● Task directions
Lines in the records below that contain the word "test" must each be copied.
__________________________________________________
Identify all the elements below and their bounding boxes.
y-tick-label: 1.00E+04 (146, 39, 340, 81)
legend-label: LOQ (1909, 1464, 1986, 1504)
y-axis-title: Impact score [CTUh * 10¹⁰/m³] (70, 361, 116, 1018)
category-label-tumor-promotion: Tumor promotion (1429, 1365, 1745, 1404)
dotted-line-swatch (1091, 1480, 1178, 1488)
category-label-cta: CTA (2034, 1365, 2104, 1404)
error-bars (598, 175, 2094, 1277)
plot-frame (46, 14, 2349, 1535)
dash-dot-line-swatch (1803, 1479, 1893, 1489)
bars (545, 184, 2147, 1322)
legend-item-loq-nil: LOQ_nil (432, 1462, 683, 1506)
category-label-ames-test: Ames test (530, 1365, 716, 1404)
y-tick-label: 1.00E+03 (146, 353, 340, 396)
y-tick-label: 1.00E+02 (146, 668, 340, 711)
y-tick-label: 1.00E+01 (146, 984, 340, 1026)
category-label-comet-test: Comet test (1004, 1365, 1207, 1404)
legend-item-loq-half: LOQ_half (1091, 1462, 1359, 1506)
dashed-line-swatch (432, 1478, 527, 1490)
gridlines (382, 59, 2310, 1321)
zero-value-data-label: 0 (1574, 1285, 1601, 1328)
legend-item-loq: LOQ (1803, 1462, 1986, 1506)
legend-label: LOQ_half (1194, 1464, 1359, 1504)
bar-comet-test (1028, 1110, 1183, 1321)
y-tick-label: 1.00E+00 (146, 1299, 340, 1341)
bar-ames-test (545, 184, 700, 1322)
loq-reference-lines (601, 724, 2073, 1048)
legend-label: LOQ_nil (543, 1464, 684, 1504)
__________________________________________________
● Written answer
category-label-ames-test: Ames test (530, 1365, 716, 1404)
category-label-comet-test: Comet test (1004, 1365, 1207, 1404)
bar-comet-test (1028, 1110, 1183, 1321)
bar-ames-test (545, 184, 700, 1322)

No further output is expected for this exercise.